### Extracted information
** BEGIN **

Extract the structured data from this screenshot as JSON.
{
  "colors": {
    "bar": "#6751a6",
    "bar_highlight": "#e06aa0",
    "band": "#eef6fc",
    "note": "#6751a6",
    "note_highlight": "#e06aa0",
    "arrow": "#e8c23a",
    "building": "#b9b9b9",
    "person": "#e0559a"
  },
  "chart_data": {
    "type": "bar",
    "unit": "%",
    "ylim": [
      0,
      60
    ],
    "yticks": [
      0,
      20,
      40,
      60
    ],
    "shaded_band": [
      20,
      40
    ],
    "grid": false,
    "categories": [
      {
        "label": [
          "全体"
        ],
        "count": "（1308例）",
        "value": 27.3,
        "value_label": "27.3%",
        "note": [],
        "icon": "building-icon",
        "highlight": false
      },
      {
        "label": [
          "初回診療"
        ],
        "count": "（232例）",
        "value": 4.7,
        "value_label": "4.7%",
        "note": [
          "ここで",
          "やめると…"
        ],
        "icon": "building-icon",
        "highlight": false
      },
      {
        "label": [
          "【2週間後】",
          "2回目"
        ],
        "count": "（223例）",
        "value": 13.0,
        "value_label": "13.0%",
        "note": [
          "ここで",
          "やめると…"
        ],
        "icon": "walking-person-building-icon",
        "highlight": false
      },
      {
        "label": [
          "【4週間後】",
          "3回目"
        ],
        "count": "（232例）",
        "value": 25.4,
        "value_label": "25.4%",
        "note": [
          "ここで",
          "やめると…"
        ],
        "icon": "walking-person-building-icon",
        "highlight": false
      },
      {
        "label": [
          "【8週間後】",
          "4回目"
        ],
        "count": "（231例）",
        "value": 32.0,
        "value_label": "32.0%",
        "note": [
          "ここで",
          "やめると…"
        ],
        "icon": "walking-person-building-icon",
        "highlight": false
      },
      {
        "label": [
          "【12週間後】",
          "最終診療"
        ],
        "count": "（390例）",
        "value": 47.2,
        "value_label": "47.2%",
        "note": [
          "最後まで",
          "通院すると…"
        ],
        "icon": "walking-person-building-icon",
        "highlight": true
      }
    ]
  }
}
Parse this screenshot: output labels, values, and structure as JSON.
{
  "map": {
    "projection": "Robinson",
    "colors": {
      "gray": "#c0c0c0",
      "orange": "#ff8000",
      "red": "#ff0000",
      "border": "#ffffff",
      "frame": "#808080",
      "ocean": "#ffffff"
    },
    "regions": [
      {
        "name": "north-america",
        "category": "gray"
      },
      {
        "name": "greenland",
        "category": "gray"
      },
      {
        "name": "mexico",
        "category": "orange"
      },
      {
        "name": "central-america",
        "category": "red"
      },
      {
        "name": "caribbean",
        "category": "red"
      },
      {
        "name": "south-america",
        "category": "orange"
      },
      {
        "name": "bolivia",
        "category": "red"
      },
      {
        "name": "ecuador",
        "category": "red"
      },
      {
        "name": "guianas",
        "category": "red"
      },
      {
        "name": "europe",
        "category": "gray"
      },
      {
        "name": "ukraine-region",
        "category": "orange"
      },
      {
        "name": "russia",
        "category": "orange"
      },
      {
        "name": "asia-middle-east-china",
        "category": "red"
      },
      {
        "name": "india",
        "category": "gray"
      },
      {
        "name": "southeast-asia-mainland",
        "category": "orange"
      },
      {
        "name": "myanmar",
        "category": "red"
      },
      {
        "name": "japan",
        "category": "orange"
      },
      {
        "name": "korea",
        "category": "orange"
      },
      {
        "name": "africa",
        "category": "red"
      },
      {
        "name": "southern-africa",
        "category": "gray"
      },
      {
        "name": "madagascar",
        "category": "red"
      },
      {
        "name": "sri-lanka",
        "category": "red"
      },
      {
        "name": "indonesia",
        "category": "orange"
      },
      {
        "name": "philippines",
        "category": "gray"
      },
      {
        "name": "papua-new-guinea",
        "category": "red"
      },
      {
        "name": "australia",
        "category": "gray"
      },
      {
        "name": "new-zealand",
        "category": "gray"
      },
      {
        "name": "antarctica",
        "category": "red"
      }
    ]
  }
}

** END **

### What you have to do
Reproduce all of the entries word for word.

### Reply
Extract the structured data from this screenshot as JSON.
{
  "colors": {
    "bar": "#6751a6",
    "bar_highlight": "#e06aa0",
    "band": "#eef6fc",
    "note": "#6751a6",
    "note_highlight": "#e06aa0",
    "arrow": "#e8c23a",
    "building": "#b9b9b9",
    "person": "#e0559a"
  },
  "chart_data": {
    "type": "bar",
    "unit": "%",
    "ylim": [
      0,
      60
    ],
    "yticks": [
      0,
      20,
      40,
      60
    ],
    "shaded_band": [
      20,
      40
    ],
    "grid": false,
    "categories": [
      {
        "label": [
          "全体"
        ],
        "count": "（1308例）",
        "value": 27.3,
        "value_label": "27.3%",
        "note": [],
        "icon": "building-icon",
        "highlight": false
      },
      {
        "label": [
          "初回診療"
        ],
        "count": "（232例）",
        "value": 4.7,
        "value_label": "4.7%",
        "note": [
          "ここで",
          "やめると…"
        ],
        "icon": "building-icon",
        "highlight": false
      },
      {
        "label": [
          "【2週間後】",
          "2回目"
        ],
        "count": "（223例）",
        "value": 13.0,
        "value_label": "13.0%",
        "note": [
          "ここで",
          "やめると…"
        ],
        "icon": "walking-person-building-icon",
        "highlight": false
      },
      {
        "label": [
          "【4週間後】",
          "3回目"
        ],
        "count": "（232例）",
        "value": 25.4,
        "value_label": "25.4%",
        "note": [
          "ここで",
          "やめると…"
        ],
        "icon": "walking-person-building-icon",
        "highlight": false
      },
      {
        "label": [
          "【8週間後】",
          "4回目"
        ],
        "count": "（231例）",
        "value": 32.0,
        "value_label": "32.0%",
        "note": [
          "ここで",
          "やめると…"
        ],
        "icon": "walking-person-building-icon",
        "highlight": false
      },
      {
        "label": [
          "【12週間後】",
          "最終診療"
        ],
        "count": "（390例）",
        "value": 47.2,
        "value_label": "47.2%",
        "note": [
          "最後まで",
          "通院すると…"
        ],
        "icon": "walking-person-building-icon",
        "highlight": true
      }
    ]
  }
}
Parse this screenshot: output labels, values, and structure as JSON.
{
  "map": {
    "projection": "Robinson",
    "colors": {
      "gray": "#c0c0c0",
      "orange": "#ff8000",
      "red": "#ff0000",
      "border": "#ffffff",
      "frame": "#808080",
      "ocean": "#ffffff"
    },
    "regions": [
      {
        "name": "north-america",
        "category": "gray"
      },
      {
        "name": "greenland",
        "category": "gray"
      },
      {
        "name": "mexico",
        "category": "orange"
      },
      {
        "name": "central-america",
        "category": "red"
      },
      {
        "name": "caribbean",
        "category": "red"
      },
      {
        "name": "south-america",
        "category": "orange"
      },
      {
        "name": "bolivia",
        "category": "red"
      },
      {
        "name": "ecuador",
        "category": "red"
      },
      {
        "name": "guianas",
        "category": "red"
      },
      {
        "name": "europe",
        "category": "gray"
      },
      {
        "name": "ukraine-region",
        "category": "orange"
      },
      {
        "name": "russia",
        "category": "orange"
      },
      {
        "name": "asia-middle-east-china",
        "category": "red"
      },
      {
        "name": "india",
        "category": "gray"
      },
      {
        "name": "southeast-asia-mainland",
        "category": "orange"
      },
      {
        "name": "myanmar",
        "category": "red"
      },
      {
        "name": "japan",
        "category": "orange"
      },
      {
        "name": "korea",
        "category": "orange"
      },
      {
        "name": "africa",
        "category": "red"
      },
      {
        "name": "southern-africa",
        "category": "gray"
      },
      {
        "name": "madagascar",
        "category": "red"
      },
      {
        "name": "sri-lanka",
        "category": "red"
      },
      {
        "name": "indonesia",
        "category": "orange"
      },
      {
        "name": "philippines",
        "category": "gray"
      },
      {
        "name": "papua-new-guinea",
        "category": "red"
      },
      {
        "name": "australia",
        "category": "gray"
      },
      {
        "name": "new-zealand",
        "category": "gray"
      },
      {
        "name": "antarctica",
        "category": "red"
      }
    ]
  }
}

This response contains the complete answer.